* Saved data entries
▶
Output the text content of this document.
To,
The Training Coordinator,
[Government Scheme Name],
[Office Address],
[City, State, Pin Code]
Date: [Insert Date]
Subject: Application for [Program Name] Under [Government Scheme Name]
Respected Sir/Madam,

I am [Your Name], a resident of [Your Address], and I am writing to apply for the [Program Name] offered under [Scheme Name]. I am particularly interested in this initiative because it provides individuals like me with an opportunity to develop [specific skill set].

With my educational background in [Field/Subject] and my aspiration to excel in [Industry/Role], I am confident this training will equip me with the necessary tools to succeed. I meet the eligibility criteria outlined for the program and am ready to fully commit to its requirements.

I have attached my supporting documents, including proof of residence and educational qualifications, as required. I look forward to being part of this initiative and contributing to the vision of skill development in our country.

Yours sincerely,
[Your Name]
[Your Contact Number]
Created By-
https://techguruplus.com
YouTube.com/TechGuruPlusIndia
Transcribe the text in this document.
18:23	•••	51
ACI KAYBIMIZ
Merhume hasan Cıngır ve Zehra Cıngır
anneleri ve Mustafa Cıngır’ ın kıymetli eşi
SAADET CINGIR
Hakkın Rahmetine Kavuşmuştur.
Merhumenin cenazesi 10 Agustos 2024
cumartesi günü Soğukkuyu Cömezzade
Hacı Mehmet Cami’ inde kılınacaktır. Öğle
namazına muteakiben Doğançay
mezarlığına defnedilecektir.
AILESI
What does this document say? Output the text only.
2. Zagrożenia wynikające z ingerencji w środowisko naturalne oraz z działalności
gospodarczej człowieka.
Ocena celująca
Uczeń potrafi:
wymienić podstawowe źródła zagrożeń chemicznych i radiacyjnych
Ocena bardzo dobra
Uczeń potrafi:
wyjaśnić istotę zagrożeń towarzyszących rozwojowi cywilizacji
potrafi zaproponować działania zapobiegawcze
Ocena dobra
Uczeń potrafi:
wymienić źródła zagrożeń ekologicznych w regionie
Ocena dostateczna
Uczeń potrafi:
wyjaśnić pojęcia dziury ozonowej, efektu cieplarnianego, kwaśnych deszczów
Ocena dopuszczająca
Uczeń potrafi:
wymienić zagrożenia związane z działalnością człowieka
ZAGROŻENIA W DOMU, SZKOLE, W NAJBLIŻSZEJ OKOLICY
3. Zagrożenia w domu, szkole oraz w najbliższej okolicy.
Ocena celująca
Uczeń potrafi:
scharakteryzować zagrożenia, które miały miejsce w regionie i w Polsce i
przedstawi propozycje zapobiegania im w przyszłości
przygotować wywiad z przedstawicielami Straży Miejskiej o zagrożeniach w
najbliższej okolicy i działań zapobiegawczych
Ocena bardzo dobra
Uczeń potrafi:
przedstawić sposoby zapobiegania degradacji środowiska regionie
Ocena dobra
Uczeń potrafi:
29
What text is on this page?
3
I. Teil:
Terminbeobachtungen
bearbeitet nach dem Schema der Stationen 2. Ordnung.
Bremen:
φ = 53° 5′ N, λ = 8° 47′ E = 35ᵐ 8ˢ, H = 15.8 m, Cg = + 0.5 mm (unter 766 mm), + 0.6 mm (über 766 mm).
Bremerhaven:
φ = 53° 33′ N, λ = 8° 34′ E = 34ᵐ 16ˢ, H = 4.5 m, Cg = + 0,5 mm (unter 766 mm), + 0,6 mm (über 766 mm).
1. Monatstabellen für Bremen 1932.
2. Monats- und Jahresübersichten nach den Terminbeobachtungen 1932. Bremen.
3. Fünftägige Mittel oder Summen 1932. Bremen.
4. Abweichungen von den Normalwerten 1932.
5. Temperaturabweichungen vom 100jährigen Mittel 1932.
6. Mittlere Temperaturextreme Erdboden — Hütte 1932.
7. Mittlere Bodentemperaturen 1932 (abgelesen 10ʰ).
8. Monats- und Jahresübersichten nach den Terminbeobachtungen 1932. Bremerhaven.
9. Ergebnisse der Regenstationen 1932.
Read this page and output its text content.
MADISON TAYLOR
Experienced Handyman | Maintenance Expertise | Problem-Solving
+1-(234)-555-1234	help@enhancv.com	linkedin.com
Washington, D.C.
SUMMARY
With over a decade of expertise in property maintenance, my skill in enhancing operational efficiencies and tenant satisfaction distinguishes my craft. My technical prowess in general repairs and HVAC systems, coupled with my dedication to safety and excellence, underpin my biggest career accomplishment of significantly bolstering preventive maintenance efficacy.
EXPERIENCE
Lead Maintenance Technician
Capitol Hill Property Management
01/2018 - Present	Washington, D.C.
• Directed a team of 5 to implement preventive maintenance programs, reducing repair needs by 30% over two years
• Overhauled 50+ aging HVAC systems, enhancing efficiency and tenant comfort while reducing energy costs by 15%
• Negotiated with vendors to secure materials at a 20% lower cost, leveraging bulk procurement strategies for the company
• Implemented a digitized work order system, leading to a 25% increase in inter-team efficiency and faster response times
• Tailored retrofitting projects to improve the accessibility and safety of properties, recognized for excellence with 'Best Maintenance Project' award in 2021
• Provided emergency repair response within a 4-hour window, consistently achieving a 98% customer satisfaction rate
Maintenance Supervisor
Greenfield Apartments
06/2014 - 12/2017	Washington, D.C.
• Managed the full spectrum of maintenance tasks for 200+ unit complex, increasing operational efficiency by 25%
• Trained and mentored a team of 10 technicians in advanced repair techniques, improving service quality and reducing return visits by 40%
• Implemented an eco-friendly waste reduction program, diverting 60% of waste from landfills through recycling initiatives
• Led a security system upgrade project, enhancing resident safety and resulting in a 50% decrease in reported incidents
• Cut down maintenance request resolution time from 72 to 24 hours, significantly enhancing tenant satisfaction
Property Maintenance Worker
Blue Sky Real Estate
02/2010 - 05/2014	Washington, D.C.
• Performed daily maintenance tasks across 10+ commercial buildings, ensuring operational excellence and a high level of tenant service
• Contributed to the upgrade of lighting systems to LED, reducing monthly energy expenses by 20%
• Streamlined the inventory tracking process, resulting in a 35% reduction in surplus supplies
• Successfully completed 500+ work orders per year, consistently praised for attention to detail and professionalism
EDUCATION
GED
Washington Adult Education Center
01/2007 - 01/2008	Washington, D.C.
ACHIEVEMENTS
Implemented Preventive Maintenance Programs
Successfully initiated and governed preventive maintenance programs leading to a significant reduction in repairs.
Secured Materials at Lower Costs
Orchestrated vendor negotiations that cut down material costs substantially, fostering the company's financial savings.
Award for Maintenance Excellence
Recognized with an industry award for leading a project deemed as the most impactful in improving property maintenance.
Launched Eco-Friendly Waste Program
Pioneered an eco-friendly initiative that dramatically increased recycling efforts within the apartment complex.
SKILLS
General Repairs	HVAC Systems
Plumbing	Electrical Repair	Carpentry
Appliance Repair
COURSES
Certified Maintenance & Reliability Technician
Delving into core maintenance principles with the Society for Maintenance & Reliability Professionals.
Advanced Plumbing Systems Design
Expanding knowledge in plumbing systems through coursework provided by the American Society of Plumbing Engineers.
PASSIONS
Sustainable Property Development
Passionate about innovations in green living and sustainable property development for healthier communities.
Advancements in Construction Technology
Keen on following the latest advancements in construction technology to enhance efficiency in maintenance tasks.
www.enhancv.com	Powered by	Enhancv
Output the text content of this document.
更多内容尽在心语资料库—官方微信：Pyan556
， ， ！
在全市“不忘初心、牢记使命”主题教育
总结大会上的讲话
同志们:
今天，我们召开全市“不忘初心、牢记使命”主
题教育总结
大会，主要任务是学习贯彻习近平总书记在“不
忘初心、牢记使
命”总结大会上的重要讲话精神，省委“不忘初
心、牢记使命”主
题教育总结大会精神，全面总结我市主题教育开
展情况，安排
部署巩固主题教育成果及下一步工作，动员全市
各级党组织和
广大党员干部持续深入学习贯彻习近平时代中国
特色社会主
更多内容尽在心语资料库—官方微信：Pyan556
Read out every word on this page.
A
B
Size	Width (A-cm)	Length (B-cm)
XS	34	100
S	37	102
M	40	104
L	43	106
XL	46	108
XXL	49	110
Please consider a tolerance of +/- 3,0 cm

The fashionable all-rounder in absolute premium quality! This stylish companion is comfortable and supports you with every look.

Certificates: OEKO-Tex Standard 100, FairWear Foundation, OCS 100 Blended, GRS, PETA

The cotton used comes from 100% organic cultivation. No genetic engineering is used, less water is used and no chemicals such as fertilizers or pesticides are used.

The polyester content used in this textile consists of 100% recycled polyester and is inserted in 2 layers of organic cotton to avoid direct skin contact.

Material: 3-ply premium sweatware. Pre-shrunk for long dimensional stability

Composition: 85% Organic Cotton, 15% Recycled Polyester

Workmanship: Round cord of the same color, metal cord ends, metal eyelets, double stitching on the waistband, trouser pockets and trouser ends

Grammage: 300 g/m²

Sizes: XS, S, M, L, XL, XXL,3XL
◀
* REQUEST
Identify every line holding the word "regionie" and copy it out.

* FINISHED TASK
wymienić źródła zagrożeń ekologicznych w regionie
scharakteryzować zagrożenia, które miały miejsce w regionie i w Polsce i
przedstawić sposoby zapobiegania degradacji środowiska regionie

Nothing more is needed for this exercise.